Problem to work on: Count how many lines in this material contain "title". The answer is that number alone.

[Items from a data source]
◇ ◇ ◇ ◇
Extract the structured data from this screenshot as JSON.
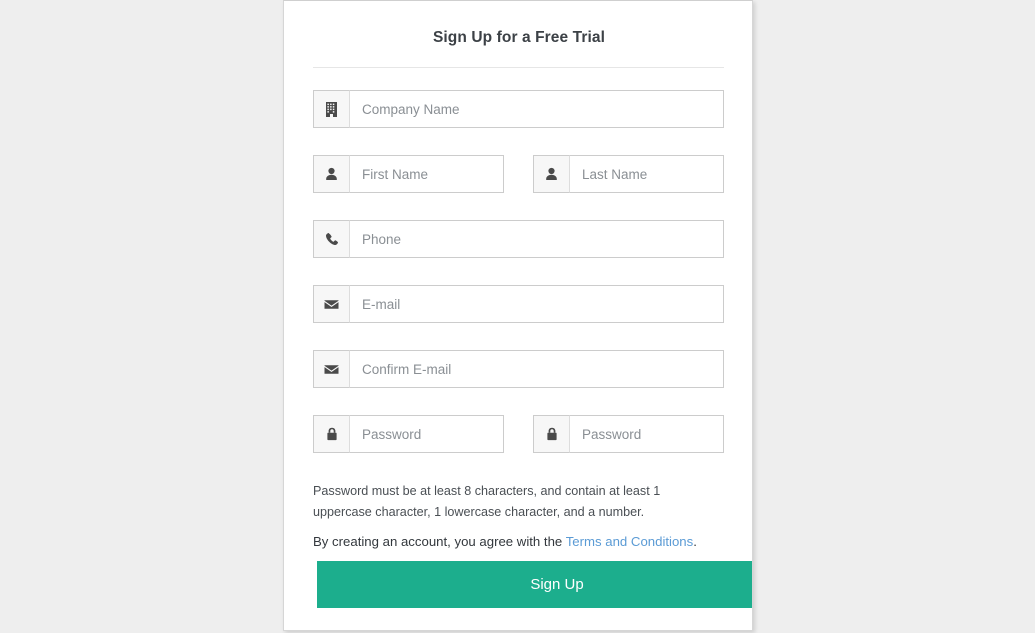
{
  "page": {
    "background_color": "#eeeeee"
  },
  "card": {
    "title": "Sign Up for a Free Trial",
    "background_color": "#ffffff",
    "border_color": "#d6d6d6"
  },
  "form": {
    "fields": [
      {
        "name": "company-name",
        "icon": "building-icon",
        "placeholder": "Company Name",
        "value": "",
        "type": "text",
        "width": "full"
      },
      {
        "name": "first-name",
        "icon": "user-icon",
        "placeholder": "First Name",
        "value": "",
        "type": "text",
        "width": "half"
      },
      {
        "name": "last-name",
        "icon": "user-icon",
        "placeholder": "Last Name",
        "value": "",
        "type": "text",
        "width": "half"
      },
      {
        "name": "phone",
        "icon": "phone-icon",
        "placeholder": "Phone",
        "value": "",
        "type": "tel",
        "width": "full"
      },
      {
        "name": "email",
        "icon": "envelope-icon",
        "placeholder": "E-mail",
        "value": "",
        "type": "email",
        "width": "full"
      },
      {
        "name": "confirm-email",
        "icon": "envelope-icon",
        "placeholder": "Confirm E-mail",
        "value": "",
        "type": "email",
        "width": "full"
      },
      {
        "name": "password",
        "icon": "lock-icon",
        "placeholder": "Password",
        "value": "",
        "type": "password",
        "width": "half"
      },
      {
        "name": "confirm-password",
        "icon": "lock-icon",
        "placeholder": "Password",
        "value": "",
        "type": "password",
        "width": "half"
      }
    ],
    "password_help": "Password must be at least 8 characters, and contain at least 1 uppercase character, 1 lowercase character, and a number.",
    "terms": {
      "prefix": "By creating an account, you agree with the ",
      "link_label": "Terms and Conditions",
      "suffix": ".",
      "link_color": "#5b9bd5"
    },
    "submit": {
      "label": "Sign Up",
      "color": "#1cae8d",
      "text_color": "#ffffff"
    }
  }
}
◇ ◇ ◇ ◇
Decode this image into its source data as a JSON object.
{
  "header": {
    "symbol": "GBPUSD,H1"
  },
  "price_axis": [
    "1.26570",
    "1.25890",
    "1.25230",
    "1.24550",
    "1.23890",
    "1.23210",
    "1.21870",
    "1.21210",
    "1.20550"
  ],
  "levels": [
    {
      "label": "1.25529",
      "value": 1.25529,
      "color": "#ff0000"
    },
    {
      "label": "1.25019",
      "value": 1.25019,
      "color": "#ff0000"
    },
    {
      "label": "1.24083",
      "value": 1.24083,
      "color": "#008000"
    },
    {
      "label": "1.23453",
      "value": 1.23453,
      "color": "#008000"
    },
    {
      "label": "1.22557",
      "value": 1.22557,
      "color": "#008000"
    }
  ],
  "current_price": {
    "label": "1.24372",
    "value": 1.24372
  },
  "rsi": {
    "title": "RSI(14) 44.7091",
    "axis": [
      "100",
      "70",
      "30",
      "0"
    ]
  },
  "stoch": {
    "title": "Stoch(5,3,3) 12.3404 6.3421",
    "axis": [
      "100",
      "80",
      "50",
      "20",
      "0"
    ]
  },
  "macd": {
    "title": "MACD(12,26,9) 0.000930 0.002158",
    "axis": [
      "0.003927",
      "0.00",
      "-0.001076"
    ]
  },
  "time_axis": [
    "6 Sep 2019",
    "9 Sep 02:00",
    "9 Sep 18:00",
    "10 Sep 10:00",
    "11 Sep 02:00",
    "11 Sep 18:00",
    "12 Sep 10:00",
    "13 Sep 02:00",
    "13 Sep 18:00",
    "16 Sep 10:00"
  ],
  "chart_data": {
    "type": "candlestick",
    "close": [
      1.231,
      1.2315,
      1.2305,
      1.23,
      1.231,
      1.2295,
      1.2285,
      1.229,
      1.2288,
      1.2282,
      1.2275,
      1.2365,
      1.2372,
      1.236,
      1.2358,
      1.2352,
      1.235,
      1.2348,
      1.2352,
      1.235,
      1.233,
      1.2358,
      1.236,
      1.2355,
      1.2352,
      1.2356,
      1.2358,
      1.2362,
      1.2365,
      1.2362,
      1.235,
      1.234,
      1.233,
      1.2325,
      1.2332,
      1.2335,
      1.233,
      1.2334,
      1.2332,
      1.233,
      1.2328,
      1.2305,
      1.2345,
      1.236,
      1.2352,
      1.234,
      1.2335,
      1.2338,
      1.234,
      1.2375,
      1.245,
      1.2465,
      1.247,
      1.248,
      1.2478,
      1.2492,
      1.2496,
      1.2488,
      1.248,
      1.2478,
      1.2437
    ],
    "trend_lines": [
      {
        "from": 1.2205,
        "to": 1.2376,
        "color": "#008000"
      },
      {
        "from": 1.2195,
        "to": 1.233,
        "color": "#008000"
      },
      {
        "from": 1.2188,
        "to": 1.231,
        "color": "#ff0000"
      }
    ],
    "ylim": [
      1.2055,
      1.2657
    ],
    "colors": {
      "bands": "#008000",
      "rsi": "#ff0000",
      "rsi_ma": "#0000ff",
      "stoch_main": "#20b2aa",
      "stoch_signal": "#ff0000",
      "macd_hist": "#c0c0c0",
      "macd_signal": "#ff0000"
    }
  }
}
◇ ◇ ◇ ◇
Complete answer: 4